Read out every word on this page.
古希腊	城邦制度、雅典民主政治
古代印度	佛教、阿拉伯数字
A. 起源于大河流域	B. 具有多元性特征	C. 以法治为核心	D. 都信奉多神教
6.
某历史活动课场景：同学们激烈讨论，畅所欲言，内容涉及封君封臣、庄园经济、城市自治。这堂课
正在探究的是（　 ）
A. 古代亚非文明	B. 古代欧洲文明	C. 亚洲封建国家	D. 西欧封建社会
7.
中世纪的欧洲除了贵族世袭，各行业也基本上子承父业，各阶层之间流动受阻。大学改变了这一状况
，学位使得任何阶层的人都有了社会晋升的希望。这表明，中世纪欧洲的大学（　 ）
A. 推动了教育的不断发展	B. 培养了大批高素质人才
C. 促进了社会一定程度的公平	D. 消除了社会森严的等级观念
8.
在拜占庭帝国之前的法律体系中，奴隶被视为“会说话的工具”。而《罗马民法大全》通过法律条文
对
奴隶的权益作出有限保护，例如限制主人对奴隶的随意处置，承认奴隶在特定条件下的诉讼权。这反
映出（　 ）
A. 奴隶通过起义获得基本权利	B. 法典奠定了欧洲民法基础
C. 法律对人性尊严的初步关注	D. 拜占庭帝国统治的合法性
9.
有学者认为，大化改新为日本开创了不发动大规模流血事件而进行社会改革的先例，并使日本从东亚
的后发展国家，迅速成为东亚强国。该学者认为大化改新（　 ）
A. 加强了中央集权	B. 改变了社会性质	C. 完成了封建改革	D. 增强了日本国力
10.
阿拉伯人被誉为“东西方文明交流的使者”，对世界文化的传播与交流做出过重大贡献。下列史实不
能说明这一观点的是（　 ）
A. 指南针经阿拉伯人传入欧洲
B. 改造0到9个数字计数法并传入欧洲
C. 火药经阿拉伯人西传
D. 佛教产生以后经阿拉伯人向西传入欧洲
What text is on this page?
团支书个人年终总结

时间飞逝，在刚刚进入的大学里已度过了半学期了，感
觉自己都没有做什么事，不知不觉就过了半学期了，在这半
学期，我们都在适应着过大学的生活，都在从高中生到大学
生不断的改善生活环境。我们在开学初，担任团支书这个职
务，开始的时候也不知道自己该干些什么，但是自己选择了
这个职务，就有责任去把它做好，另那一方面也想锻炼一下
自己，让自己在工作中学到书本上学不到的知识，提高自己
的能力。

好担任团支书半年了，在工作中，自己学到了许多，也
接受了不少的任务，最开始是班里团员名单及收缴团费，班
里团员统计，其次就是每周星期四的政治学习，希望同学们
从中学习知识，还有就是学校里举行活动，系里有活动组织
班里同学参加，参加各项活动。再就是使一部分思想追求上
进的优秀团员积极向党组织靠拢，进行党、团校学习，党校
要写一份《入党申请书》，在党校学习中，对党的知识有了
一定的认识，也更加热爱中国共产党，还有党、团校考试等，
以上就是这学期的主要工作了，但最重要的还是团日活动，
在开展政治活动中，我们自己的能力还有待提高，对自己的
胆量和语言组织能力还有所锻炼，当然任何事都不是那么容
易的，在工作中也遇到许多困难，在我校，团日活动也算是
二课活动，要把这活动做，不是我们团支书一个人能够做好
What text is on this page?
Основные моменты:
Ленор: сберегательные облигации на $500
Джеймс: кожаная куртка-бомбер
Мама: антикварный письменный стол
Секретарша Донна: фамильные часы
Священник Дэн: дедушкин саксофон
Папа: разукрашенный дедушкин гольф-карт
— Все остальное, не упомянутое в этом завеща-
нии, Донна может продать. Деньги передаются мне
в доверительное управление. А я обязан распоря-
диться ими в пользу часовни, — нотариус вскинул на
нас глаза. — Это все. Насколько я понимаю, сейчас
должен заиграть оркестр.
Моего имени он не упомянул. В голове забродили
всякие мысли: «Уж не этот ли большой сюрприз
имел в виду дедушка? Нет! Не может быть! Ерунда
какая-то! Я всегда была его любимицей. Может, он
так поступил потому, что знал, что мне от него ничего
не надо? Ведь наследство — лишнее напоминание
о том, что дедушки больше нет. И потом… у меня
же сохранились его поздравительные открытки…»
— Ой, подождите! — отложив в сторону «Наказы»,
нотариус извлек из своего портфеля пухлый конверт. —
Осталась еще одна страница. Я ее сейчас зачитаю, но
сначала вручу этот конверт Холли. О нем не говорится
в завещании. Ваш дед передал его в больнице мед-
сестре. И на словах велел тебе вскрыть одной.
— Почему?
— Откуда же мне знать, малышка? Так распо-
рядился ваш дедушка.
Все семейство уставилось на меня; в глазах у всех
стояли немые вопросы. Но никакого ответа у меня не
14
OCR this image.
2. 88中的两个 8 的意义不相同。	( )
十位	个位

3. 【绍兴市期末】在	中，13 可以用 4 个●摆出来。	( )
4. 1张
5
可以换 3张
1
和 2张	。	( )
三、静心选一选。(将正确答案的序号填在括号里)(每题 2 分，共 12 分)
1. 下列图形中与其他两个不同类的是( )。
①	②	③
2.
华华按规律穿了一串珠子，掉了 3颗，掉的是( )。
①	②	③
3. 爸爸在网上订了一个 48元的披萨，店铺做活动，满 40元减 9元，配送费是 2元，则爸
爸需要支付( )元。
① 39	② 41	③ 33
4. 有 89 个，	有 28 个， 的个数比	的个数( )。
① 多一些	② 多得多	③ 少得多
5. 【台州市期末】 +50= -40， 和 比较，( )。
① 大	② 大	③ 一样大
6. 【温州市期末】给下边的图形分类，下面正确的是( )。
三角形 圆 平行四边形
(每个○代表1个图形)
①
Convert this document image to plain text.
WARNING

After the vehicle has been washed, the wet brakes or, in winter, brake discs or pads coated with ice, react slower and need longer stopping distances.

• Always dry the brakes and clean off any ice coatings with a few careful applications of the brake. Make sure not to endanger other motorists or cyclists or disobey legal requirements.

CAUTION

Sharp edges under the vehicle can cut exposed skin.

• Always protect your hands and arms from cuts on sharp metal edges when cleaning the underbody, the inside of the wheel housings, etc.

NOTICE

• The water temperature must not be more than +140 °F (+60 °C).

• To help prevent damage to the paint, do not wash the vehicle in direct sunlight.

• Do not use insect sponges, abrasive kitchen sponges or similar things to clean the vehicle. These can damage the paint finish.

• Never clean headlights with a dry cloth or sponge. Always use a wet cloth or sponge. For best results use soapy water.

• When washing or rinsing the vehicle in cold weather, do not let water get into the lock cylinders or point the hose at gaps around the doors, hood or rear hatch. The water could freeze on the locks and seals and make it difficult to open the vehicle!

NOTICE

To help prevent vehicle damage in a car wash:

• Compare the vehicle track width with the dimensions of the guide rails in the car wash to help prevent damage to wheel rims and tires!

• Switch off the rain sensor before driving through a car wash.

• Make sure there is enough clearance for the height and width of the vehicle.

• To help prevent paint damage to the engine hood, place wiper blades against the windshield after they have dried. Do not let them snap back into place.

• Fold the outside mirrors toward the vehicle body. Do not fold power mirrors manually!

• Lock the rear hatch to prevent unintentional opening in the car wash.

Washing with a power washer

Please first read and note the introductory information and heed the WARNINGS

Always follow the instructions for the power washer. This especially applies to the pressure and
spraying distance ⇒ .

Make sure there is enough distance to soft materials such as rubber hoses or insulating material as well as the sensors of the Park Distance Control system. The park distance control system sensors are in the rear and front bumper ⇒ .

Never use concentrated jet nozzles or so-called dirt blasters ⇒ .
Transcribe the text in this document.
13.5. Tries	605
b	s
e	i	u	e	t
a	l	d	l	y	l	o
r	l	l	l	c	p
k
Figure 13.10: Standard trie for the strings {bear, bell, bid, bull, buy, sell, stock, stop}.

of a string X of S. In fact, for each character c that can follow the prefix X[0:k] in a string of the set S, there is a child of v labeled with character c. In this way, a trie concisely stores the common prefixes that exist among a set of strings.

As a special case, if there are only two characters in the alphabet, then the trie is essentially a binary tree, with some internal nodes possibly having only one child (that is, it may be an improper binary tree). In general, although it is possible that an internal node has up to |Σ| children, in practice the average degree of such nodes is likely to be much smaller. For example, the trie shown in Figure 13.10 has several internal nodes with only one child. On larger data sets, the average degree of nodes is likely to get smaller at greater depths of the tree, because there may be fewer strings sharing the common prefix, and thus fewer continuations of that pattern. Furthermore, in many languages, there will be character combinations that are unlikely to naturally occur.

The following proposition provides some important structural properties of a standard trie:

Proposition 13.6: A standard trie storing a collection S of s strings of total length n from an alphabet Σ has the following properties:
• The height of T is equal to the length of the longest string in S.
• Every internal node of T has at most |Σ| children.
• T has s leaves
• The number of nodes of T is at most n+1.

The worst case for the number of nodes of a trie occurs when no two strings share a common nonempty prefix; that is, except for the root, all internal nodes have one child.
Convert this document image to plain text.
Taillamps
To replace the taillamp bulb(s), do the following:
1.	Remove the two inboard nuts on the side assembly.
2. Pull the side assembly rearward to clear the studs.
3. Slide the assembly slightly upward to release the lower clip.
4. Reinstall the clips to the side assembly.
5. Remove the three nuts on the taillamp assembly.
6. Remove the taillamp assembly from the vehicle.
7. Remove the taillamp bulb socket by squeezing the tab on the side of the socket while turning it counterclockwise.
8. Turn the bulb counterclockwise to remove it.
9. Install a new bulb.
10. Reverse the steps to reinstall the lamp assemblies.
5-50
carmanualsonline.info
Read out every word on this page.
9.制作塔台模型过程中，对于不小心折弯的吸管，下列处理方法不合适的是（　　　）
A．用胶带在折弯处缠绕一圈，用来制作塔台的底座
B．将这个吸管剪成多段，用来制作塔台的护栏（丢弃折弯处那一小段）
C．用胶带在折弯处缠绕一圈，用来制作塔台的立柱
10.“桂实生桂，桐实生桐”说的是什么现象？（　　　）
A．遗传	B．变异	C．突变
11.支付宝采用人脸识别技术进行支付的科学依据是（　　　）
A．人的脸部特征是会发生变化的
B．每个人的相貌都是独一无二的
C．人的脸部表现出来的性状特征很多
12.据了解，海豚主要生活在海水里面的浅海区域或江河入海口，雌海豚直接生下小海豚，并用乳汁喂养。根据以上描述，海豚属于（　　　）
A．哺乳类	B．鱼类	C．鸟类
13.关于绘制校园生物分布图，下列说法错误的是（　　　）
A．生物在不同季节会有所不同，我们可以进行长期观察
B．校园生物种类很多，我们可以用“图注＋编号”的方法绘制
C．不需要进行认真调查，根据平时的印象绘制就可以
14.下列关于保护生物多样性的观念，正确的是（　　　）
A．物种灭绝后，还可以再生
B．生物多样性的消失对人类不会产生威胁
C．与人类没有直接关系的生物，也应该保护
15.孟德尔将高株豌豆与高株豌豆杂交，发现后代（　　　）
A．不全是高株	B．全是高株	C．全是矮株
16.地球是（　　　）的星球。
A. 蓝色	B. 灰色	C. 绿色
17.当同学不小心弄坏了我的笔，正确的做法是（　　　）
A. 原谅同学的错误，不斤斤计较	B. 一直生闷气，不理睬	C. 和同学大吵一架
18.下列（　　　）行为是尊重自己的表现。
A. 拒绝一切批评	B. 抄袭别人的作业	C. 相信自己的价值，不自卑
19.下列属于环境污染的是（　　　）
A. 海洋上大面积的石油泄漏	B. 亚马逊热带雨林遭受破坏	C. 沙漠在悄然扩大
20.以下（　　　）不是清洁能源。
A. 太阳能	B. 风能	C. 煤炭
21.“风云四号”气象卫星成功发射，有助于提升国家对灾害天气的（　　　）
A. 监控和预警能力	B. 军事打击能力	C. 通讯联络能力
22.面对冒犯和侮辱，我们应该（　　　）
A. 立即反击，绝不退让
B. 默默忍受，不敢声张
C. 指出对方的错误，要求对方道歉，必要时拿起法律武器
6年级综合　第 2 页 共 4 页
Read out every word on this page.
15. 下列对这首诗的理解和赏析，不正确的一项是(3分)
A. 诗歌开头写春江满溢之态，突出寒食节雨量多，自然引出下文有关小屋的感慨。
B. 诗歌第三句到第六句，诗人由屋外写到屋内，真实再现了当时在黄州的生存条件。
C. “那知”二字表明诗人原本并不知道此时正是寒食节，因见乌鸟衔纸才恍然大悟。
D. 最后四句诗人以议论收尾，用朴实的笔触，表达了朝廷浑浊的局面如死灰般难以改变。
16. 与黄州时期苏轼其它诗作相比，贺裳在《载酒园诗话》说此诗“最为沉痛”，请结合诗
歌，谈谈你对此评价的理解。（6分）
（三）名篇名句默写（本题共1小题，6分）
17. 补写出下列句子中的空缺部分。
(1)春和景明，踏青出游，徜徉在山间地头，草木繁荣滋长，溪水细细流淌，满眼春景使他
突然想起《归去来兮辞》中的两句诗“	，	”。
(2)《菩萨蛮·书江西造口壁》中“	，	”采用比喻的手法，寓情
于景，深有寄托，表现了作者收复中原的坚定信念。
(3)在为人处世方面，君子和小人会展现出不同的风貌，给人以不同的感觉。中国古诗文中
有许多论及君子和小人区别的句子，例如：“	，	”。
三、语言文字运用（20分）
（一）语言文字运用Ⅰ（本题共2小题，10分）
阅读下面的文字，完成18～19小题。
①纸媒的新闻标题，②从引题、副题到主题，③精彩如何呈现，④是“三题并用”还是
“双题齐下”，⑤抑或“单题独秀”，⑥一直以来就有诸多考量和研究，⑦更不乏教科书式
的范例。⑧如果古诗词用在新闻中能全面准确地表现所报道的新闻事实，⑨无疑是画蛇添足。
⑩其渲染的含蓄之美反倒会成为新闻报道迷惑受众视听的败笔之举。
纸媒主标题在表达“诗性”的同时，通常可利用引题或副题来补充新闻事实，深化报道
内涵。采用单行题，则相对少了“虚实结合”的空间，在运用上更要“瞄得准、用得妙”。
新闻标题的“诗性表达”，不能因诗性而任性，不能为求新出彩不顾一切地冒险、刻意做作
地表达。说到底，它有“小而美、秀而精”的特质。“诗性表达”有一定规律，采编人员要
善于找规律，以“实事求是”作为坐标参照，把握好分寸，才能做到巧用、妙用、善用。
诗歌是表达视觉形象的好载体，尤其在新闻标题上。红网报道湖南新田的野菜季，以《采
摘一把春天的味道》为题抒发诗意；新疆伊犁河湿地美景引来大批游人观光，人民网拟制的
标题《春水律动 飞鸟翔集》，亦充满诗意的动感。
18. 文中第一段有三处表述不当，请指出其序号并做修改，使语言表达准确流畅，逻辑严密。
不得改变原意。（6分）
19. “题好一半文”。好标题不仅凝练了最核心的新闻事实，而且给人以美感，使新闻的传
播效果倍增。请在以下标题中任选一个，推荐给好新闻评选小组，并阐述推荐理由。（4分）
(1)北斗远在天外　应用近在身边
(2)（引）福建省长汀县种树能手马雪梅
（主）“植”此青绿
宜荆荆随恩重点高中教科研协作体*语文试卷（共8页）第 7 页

-*-

= What to produce =
Gather and copy every line of the data in which the string "enough" is found.

= Finished exercise =
• Make sure there is enough clearance for the height and width of the vehicle.
Make sure there is enough distance to soft materials such as rubber hoses or insulating material as well as the sensors of the Park Distance Control system. The park distance control system sensors are in the rear and front bumper ⇒ .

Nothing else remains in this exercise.